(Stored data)
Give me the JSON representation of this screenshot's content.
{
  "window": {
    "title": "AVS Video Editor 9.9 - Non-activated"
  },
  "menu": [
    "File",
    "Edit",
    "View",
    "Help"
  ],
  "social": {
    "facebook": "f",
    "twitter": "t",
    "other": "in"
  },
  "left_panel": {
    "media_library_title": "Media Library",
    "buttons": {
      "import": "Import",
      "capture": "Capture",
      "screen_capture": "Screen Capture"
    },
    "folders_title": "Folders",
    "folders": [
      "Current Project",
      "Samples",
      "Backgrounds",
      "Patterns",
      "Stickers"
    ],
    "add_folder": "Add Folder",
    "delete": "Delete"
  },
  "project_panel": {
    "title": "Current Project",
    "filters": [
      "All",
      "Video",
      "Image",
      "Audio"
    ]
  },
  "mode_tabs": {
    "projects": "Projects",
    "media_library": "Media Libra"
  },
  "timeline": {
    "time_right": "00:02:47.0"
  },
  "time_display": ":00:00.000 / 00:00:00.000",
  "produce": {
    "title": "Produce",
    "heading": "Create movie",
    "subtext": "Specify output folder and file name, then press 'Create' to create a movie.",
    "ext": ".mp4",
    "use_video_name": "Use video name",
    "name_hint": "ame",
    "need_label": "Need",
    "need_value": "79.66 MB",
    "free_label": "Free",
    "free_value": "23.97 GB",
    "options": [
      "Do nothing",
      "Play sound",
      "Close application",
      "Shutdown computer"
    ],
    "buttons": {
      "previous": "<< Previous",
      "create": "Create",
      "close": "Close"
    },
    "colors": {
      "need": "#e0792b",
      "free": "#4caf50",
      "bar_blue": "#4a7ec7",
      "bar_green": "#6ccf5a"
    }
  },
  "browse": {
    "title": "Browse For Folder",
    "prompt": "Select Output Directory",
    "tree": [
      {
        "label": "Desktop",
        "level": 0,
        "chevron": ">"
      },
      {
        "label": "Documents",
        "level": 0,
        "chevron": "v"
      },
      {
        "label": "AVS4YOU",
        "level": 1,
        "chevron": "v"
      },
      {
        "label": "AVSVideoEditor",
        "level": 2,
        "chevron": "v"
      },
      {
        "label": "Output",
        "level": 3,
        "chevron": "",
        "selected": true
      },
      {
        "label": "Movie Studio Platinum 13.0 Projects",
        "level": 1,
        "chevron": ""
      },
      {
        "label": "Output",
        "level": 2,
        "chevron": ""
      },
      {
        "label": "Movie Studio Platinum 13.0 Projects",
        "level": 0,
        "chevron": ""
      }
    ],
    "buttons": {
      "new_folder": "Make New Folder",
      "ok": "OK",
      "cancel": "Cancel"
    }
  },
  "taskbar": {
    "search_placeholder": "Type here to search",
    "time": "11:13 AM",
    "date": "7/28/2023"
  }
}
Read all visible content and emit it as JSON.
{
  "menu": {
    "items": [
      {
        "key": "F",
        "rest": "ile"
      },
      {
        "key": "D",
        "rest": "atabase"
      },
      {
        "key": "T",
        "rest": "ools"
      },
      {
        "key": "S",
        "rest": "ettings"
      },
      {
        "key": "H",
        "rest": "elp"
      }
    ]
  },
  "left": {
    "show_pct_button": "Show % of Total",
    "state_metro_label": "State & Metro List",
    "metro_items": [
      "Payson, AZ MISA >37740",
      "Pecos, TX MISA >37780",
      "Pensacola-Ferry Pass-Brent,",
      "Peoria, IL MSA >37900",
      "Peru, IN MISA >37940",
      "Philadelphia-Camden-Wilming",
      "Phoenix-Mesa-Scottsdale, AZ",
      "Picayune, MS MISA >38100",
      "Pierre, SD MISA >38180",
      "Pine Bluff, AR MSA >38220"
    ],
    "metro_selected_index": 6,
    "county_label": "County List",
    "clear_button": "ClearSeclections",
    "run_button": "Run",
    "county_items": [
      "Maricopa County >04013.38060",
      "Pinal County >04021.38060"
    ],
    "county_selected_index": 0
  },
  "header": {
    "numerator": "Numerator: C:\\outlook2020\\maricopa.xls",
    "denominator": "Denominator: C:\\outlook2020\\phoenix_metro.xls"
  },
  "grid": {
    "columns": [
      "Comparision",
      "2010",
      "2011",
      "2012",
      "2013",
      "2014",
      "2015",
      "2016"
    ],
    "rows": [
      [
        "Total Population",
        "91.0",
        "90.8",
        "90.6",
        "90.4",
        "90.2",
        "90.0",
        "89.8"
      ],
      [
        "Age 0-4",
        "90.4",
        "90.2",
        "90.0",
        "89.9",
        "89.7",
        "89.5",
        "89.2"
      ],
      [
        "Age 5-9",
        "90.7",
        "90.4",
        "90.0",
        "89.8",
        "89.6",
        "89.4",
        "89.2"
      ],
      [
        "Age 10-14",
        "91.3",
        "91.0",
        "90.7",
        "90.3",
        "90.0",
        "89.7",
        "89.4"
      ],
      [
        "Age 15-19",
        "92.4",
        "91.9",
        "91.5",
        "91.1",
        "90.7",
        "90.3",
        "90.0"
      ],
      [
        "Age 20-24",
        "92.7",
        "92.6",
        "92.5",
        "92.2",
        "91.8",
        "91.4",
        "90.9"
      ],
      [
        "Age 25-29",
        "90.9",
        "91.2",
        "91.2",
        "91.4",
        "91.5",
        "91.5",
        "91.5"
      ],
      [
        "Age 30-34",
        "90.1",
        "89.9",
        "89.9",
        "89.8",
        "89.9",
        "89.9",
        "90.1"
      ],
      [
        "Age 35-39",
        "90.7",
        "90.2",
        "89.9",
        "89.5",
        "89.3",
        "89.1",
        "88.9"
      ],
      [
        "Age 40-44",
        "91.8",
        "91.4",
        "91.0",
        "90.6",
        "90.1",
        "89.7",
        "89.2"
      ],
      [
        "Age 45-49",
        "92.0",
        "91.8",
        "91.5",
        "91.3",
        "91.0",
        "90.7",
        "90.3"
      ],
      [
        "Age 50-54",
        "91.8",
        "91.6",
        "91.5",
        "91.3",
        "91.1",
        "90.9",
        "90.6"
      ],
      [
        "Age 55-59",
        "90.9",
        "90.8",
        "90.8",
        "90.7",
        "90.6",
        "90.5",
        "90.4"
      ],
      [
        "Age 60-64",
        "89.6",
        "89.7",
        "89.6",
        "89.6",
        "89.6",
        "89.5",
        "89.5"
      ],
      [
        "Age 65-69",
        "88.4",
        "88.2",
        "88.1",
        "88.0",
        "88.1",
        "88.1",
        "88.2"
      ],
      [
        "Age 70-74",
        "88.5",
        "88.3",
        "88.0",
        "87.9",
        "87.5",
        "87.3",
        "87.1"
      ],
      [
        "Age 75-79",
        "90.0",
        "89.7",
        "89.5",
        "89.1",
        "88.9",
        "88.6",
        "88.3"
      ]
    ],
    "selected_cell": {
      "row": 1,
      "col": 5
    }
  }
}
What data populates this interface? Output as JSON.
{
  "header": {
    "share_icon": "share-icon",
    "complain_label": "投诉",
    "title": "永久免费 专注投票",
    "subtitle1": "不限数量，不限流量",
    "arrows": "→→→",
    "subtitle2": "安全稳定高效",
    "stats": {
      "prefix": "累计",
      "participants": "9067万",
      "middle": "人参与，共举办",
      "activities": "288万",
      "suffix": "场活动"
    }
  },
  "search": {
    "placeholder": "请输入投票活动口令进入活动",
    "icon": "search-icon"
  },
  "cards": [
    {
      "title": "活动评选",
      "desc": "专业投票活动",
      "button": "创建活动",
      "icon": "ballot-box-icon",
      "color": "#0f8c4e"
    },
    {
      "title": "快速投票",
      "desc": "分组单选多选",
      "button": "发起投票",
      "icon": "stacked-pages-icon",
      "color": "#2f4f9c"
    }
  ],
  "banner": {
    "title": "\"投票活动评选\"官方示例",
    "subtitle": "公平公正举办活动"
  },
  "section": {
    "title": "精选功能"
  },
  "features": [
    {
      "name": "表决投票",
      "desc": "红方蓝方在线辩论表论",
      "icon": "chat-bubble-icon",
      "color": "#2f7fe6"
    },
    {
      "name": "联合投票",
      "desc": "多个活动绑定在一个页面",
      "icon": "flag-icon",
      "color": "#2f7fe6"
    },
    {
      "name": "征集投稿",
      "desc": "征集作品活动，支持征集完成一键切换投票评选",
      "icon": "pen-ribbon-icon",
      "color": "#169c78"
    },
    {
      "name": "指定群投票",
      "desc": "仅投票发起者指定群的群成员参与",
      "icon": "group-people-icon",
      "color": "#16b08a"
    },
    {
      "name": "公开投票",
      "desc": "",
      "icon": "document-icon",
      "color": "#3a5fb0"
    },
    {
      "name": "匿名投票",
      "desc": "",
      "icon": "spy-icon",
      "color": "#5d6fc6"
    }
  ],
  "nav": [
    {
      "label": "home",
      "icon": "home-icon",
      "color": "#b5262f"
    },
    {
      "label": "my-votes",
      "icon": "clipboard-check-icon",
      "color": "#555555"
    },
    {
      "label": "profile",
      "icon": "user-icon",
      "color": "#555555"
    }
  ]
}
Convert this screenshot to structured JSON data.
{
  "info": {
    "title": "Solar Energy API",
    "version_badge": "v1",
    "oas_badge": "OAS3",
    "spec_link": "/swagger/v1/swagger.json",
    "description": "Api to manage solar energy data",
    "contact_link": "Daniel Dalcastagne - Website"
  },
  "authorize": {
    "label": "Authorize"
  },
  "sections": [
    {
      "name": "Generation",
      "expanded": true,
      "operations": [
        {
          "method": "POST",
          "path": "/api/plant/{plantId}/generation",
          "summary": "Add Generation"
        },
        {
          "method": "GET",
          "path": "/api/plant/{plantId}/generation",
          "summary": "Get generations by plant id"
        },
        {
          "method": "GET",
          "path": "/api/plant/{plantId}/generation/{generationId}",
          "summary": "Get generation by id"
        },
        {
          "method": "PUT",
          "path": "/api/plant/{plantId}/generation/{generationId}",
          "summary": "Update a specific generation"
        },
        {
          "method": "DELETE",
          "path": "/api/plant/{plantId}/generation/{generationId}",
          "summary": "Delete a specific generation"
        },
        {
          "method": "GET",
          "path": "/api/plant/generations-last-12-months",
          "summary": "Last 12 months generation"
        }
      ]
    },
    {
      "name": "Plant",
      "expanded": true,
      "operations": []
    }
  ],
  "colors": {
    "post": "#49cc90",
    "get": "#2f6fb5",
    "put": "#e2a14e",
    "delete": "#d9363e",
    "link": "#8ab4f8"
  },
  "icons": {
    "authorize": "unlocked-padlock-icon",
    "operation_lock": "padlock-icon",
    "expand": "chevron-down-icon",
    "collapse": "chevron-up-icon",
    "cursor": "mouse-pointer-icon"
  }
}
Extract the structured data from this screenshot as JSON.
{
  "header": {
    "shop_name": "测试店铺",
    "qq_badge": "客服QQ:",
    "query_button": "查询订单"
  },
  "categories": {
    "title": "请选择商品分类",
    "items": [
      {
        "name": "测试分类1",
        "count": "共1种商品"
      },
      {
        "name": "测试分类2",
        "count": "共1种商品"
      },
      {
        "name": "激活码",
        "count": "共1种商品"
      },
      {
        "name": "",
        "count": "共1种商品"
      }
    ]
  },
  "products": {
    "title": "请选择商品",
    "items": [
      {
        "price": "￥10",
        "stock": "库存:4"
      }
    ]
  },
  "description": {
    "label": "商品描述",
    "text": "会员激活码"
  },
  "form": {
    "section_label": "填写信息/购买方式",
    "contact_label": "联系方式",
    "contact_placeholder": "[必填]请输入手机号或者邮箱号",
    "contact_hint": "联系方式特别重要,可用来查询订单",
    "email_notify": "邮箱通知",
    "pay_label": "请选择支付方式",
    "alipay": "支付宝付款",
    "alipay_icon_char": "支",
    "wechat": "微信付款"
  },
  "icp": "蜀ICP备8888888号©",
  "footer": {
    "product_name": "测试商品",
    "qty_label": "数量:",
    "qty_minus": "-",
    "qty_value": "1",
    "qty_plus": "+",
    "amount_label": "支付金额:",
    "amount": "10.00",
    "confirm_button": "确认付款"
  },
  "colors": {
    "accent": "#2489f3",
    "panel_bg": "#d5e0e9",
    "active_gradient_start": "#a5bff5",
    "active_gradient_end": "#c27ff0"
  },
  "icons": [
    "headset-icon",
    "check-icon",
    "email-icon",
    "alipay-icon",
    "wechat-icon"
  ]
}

## CHALLENGE
Show all lines from the records above where the word "Total" occurs.

## TASK OUTPUT
    "show_pct_button": "Show % of Total",
        "Total Population",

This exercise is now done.